SET PROBLEM
Your task is to reproduce the material exactly.

SUPPLIED RECORDS
━━━━━━

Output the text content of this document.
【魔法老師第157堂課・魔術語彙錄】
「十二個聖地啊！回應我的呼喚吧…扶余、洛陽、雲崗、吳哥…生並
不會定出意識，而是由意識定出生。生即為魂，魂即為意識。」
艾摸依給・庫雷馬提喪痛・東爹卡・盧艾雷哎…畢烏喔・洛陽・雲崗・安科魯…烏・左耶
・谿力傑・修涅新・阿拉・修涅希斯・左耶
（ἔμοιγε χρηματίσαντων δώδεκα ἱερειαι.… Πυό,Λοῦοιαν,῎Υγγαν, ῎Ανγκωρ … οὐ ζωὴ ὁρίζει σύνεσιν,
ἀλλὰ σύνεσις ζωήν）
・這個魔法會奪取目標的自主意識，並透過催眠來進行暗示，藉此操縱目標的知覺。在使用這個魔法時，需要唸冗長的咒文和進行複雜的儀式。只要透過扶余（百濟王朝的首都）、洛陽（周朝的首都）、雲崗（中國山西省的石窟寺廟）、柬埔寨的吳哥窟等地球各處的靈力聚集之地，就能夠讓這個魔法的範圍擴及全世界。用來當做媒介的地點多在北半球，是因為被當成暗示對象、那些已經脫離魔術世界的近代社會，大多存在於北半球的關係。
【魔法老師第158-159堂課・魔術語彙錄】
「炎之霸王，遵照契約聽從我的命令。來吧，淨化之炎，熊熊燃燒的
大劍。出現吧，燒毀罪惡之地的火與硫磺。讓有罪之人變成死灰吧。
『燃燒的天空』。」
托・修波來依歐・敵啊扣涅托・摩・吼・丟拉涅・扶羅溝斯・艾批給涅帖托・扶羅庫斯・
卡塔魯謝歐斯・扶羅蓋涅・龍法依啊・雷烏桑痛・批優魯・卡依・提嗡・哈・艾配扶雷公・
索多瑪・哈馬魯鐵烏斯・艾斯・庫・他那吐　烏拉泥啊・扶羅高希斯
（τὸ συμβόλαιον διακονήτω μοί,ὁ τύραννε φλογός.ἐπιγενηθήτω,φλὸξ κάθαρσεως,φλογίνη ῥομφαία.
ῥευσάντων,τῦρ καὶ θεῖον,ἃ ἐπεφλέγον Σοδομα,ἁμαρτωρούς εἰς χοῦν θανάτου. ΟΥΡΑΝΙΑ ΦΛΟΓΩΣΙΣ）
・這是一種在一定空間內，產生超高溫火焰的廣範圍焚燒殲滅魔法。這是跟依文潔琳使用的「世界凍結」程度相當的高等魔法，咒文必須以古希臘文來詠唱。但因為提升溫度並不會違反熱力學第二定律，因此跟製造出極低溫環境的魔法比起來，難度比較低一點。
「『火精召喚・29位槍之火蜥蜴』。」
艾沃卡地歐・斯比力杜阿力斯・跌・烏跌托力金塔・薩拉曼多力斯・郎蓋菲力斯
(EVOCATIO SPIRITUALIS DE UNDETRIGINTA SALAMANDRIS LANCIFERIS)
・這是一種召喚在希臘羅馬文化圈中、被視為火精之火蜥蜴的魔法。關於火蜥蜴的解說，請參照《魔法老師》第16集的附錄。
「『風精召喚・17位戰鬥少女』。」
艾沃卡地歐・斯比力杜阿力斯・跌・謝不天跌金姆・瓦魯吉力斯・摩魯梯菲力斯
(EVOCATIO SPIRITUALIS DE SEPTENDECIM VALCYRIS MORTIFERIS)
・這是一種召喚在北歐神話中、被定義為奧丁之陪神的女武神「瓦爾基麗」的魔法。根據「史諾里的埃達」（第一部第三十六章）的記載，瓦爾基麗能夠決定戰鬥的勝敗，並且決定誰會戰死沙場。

━━━━━━

WORKED SOLUTION
Output the text content of this document.
【魔法老師第157堂課・魔術語彙錄】
「十二個聖地啊！回應我的呼喚吧…扶余、洛陽、雲崗、吳哥…生並
不會定出意識，而是由意識定出生。生即為魂，魂即為意識。」
艾摸依給・庫雷馬提喪痛・東爹卡・盧艾雷哎…畢烏喔・洛陽・雲崗・安科魯…烏・左耶
・谿力傑・修涅新・阿拉・修涅希斯・左耶
（ἔμοιγε χρηματίσαντων δώδεκα ἱερειαι.… Πυό,Λοῦοιαν,῎Υγγαν, ῎Ανγκωρ … οὐ ζωὴ ὁρίζει σύνεσιν,
ἀλλὰ σύνεσις ζωήν）
・這個魔法會奪取目標的自主意識，並透過催眠來進行暗示，藉此操縱目標的知覺。在使用這個魔法時，需要唸冗長的咒文和進行複雜的儀式。只要透過扶余（百濟王朝的首都）、洛陽（周朝的首都）、雲崗（中國山西省的石窟寺廟）、柬埔寨的吳哥窟等地球各處的靈力聚集之地，就能夠讓這個魔法的範圍擴及全世界。用來當做媒介的地點多在北半球，是因為被當成暗示對象、那些已經脫離魔術世界的近代社會，大多存在於北半球的關係。
【魔法老師第158-159堂課・魔術語彙錄】
「炎之霸王，遵照契約聽從我的命令。來吧，淨化之炎，熊熊燃燒的
大劍。出現吧，燒毀罪惡之地的火與硫磺。讓有罪之人變成死灰吧。
『燃燒的天空』。」
托・修波來依歐・敵啊扣涅托・摩・吼・丟拉涅・扶羅溝斯・艾批給涅帖托・扶羅庫斯・
卡塔魯謝歐斯・扶羅蓋涅・龍法依啊・雷烏桑痛・批優魯・卡依・提嗡・哈・艾配扶雷公・
索多瑪・哈馬魯鐵烏斯・艾斯・庫・他那吐　烏拉泥啊・扶羅高希斯
（τὸ συμβόλαιον διακονήτω μοί,ὁ τύραννε φλογός.ἐπιγενηθήτω,φλὸξ κάθαρσεως,φλογίνη ῥομφαία.
ῥευσάντων,τῦρ καὶ θεῖον,ἃ ἐπεφλέγον Σοδομα,ἁμαρτωρούς εἰς χοῦν θανάτου. ΟΥΡΑΝΙΑ ΦΛΟΓΩΣΙΣ）
・這是一種在一定空間內，產生超高溫火焰的廣範圍焚燒殲滅魔法。這是跟依文潔琳使用的「世界凍結」程度相當的高等魔法，咒文必須以古希臘文來詠唱。但因為提升溫度並不會違反熱力學第二定律，因此跟製造出極低溫環境的魔法比起來，難度比較低一點。
「『火精召喚・29位槍之火蜥蜴』。」
艾沃卡地歐・斯比力杜阿力斯・跌・烏跌托力金塔・薩拉曼多力斯・郎蓋菲力斯
(EVOCATIO SPIRITUALIS DE UNDETRIGINTA SALAMANDRIS LANCIFERIS)
・這是一種召喚在希臘羅馬文化圈中、被視為火精之火蜥蜴的魔法。關於火蜥蜴的解說，請參照《魔法老師》第16集的附錄。
「『風精召喚・17位戰鬥少女』。」
艾沃卡地歐・斯比力杜阿力斯・跌・謝不天跌金姆・瓦魯吉力斯・摩魯梯菲力斯
(EVOCATIO SPIRITUALIS DE SEPTENDECIM VALCYRIS MORTIFERIS)
・這是一種召喚在北歐神話中、被定義為奧丁之陪神的女武神「瓦爾基麗」的魔法。根據「史諾里的埃達」（第一部第三十六章）的記載，瓦爾基麗能夠決定戰鬥的勝敗，並且決定誰會戰死沙場。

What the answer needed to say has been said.